Dataset entries on figures:
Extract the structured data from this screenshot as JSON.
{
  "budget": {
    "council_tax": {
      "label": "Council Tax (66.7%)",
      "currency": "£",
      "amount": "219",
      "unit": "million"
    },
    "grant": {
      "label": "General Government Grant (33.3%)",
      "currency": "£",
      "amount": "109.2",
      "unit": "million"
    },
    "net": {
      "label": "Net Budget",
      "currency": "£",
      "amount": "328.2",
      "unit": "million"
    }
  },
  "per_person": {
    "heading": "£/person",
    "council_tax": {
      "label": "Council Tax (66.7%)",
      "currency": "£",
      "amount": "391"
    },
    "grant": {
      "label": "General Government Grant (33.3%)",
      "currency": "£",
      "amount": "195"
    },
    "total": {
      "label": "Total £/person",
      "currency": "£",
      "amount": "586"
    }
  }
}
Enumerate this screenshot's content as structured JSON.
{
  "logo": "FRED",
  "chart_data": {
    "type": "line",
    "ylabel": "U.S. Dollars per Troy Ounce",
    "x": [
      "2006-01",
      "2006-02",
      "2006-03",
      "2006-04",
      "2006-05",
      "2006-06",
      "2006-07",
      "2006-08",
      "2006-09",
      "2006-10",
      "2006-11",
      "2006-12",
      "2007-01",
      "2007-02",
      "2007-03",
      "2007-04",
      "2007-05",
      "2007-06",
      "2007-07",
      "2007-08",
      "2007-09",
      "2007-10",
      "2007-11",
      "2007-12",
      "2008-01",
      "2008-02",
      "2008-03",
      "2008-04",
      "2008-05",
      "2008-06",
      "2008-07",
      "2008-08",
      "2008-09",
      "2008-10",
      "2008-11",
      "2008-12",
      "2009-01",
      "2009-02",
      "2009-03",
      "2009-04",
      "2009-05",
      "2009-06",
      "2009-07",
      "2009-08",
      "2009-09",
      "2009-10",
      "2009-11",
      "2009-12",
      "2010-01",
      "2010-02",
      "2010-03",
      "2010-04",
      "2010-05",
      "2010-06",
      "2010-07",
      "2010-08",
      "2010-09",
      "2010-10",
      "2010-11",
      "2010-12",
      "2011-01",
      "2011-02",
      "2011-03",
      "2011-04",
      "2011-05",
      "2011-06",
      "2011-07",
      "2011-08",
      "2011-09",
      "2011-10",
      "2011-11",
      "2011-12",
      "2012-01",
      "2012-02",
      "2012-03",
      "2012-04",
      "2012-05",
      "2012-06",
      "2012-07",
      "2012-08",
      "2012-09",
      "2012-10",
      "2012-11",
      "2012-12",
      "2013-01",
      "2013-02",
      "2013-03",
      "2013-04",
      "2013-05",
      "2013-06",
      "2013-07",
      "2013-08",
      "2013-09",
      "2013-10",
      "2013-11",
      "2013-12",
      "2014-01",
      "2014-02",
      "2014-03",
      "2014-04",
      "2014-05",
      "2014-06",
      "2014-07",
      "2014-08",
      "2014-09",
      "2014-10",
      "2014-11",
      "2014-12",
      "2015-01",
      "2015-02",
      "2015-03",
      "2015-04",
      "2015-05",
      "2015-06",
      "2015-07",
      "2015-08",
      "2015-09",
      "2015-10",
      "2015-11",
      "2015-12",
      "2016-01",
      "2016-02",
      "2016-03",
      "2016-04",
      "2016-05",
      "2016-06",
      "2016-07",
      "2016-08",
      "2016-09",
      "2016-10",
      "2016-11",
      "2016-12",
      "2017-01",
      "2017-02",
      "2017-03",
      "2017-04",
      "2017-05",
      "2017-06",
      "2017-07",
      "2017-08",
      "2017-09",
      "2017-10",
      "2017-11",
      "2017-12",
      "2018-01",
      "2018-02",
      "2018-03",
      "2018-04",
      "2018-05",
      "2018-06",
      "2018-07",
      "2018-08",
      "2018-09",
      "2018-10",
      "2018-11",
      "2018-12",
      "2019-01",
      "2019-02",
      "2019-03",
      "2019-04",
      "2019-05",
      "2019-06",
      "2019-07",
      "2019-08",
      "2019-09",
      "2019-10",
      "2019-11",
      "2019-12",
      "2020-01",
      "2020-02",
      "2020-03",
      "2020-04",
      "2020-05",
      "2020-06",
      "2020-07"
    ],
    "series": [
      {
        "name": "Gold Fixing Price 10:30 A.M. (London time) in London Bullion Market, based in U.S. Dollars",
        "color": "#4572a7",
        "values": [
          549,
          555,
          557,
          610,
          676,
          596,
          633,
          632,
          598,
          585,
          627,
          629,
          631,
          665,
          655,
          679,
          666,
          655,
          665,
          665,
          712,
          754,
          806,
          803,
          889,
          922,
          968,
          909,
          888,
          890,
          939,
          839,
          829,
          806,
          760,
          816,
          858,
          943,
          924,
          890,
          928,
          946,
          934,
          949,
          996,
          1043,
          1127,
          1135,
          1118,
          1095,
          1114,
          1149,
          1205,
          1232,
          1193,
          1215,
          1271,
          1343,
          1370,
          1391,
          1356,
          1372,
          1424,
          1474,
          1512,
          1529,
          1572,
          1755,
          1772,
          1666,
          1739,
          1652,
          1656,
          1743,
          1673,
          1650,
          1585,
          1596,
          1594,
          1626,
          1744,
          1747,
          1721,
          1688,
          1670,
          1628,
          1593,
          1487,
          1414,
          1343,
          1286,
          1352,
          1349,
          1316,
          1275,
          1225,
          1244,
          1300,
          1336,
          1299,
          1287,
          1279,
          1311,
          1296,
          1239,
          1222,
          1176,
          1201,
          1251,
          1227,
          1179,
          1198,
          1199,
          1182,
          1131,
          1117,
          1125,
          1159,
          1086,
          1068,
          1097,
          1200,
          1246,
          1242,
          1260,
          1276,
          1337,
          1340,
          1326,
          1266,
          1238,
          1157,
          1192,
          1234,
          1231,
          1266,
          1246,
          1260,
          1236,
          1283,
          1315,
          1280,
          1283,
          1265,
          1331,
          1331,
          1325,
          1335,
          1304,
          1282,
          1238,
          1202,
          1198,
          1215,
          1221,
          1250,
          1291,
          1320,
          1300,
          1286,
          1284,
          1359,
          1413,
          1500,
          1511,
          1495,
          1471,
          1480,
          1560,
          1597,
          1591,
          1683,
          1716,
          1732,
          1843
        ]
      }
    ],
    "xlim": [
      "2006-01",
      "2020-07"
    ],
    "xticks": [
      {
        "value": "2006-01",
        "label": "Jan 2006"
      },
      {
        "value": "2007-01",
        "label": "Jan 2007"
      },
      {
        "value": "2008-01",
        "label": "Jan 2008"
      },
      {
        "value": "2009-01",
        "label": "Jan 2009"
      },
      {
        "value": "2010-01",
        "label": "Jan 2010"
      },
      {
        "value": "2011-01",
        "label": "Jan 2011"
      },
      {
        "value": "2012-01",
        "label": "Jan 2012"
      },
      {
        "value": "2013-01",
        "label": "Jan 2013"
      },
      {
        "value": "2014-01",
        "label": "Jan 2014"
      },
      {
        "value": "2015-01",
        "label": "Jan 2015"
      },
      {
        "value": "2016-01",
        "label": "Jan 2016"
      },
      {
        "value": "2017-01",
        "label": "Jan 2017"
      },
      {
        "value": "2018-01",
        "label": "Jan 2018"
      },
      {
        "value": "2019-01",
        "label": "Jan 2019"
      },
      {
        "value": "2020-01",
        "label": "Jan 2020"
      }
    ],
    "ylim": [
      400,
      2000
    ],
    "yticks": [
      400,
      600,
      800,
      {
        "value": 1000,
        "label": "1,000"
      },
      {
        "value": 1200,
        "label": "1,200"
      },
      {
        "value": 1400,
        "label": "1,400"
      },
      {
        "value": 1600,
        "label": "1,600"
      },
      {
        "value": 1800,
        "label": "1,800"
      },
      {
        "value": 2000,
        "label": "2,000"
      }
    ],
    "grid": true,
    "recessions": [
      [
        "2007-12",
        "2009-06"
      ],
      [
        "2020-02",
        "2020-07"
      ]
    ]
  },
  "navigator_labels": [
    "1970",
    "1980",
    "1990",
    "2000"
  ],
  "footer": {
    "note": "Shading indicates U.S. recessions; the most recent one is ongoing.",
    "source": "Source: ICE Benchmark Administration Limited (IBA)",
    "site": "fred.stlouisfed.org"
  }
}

TASK BRIEF: List all lines where "recessions" occurs.

PROBLEM SOLUTION:
    "recessions": [
    "note": "Shading indicates U.S. recessions; the most recent one is ongoing.",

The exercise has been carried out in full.